(Saved entries)
════════════════

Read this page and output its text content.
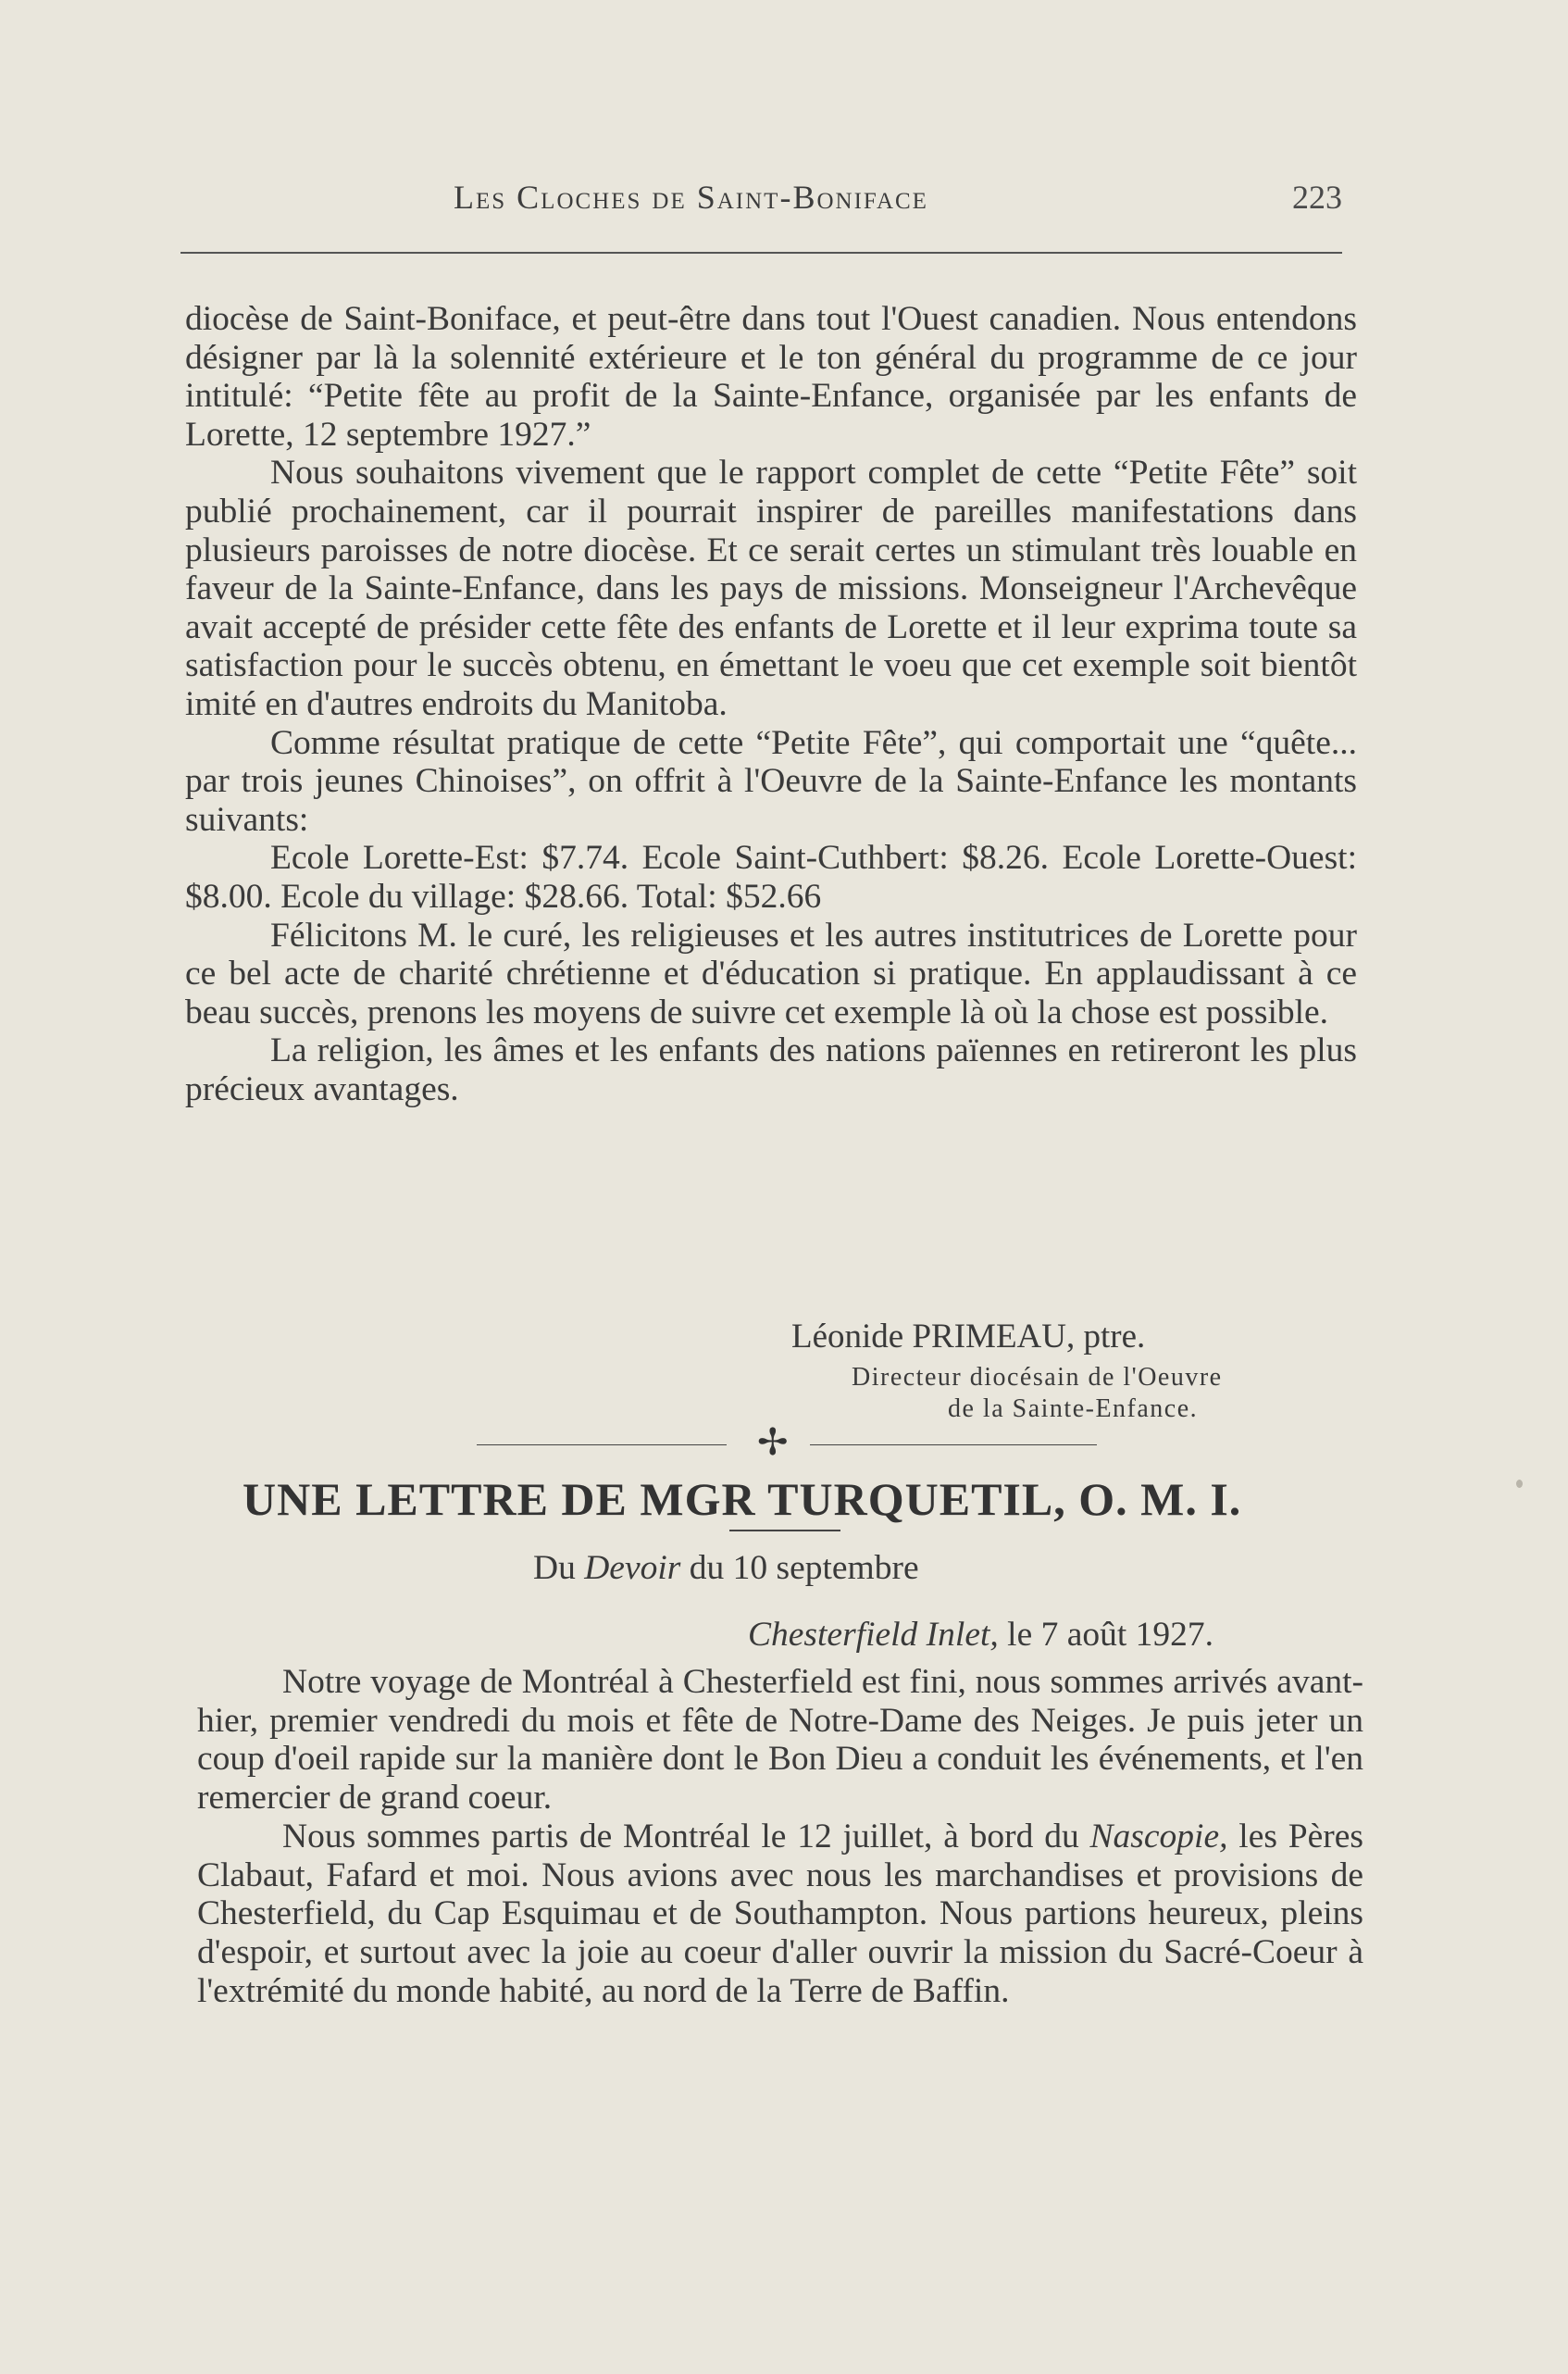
Les Cloches de Saint-Boniface	223

diocèse de Saint-Boniface, et peut-être dans tout l'Ouest canadien. Nous entendons désigner par là la solennité extérieure et le ton général du programme de ce jour intitulé: “Petite fête au profit de la Sainte-Enfance, organisée par les enfants de Lorette, 12 septembre 1927.”

Nous souhaitons vivement que le rapport complet de cette “Petite Fête” soit publié prochainement, car il pourrait inspirer de pareilles manifestations dans plusieurs paroisses de notre diocèse. Et ce serait certes un stimulant très louable en faveur de la Sainte-Enfance, dans les pays de missions. Monseigneur l'Archevêque avait accepté de présider cette fête des enfants de Lorette et il leur exprima toute sa satisfaction pour le succès obtenu, en émettant le voeu que cet exemple soit bientôt imité en d'autres endroits du Manitoba.

Comme résultat pratique de cette “Petite Fête”, qui comportait une “quête... par trois jeunes Chinoises”, on offrit à l'Oeuvre de la Sainte-Enfance les montants suivants:

Ecole Lorette-Est: $7.74. Ecole Saint-Cuthbert: $8.26. Ecole Lorette-Ouest: $8.00. Ecole du village: $28.66. Total: $52.66

Félicitons M. le curé, les religieuses et les autres institutrices de Lorette pour ce bel acte de charité chrétienne et d'éducation si pratique. En applaudissant à ce beau succès, prenons les moyens de suivre cet exemple là où la chose est possible.

La religion, les âmes et les enfants des nations païennes en retireront les plus précieux avantages.

Léonide PRIMEAU, ptre.
Directeur diocésain de l'Oeuvre
de la Sainte-Enfance.
✢
UNE LETTRE DE MGR TURQUETIL, O. M. I.
Du Devoir du 10 septembre
Chesterfield Inlet, le 7 août 1927.

Notre voyage de Montréal à Chesterfield est fini, nous sommes arrivés avant-hier, premier vendredi du mois et fête de Notre-Dame des Neiges. Je puis jeter un coup d'oeil rapide sur la manière dont le Bon Dieu a conduit les événements, et l'en remercier de grand coeur.

Nous sommes partis de Montréal le 12 juillet, à bord du Nascopie, les Pères Clabaut, Fafard et moi. Nous avions avec nous les marchandises et provisions de Chesterfield, du Cap Esquimau et de Southampton. Nous partions heureux, pleins d'espoir, et surtout avec la joie au coeur d'aller ouvrir la mission du Sacré-Coeur à l'extrémité du monde habité, au nord de la Terre de Baffin.
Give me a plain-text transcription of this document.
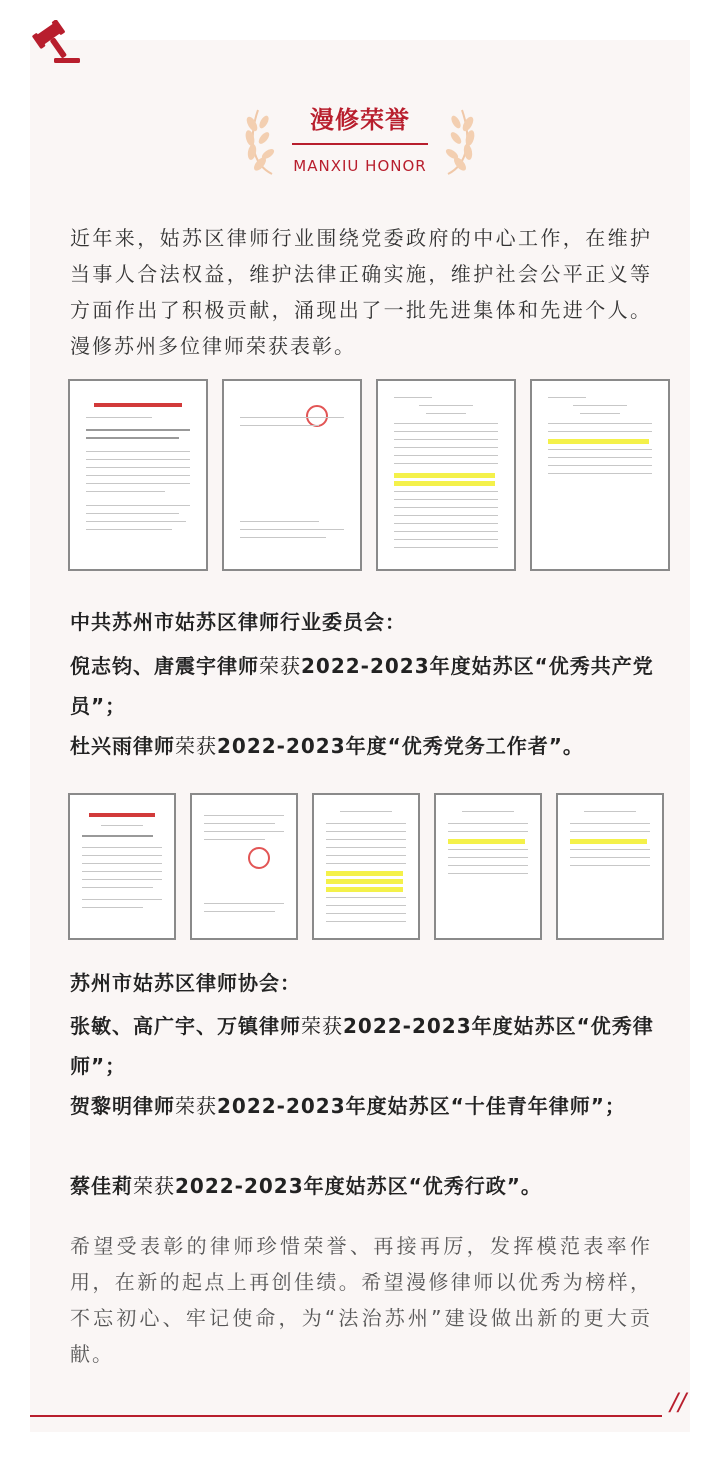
漫修荣誉
MANXIU HONOR
近年来，姑苏区律师行业围绕党委政府的中心工作，在维护当事人合法权益，维护法律正确实施，维护社会公平正义等方面作出了积极贡献，涌现出了一批先进集体和先进个人。漫修苏州多位律师荣获表彰。
中共苏州市姑苏区律师行业委员会：
倪志钧、唐震宇律师荣获2022-2023年度姑苏区“优秀共产党员”；
杜兴雨律师荣获2022-2023年度“优秀党务工作者”。
苏州市姑苏区律师协会：
张敏、高广宇、万镇律师荣获2022-2023年度姑苏区“优秀律师”；
贺黎明律师荣获2022-2023年度姑苏区“十佳青年律师”；
蔡佳莉荣获2022-2023年度姑苏区“优秀行政”。
希望受表彰的律师珍惜荣誉、再接再厉，发挥模范表率作用，在新的起点上再创佳绩。希望漫修律师以优秀为榜样，不忘初心、牢记使命，为“法治苏州”建设做出新的更大贡献。
//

════════════════

# THE REQUEST:
Repeat exactly the lines from the one containing "Give me a plain-text" to the last line of the records above, including both, and leave out any pictures.

# SOLUTION FOR THIS TASK:
Give me a plain-text transcription of this document.
漫修荣誉
MANXIU HONOR
近年来，姑苏区律师行业围绕党委政府的中心工作，在维护当事人合法权益，维护法律正确实施，维护社会公平正义等方面作出了积极贡献，涌现出了一批先进集体和先进个人。漫修苏州多位律师荣获表彰。
中共苏州市姑苏区律师行业委员会：
倪志钧、唐震宇律师荣获2022-2023年度姑苏区“优秀共产党员”；
杜兴雨律师荣获2022-2023年度“优秀党务工作者”。
苏州市姑苏区律师协会：
张敏、高广宇、万镇律师荣获2022-2023年度姑苏区“优秀律师”；
贺黎明律师荣获2022-2023年度姑苏区“十佳青年律师”；
蔡佳莉荣获2022-2023年度姑苏区“优秀行政”。
希望受表彰的律师珍惜荣誉、再接再厉，发挥模范表率作用，在新的起点上再创佳绩。希望漫修律师以优秀为榜样，不忘初心、牢记使命，为“法治苏州”建设做出新的更大贡献。
//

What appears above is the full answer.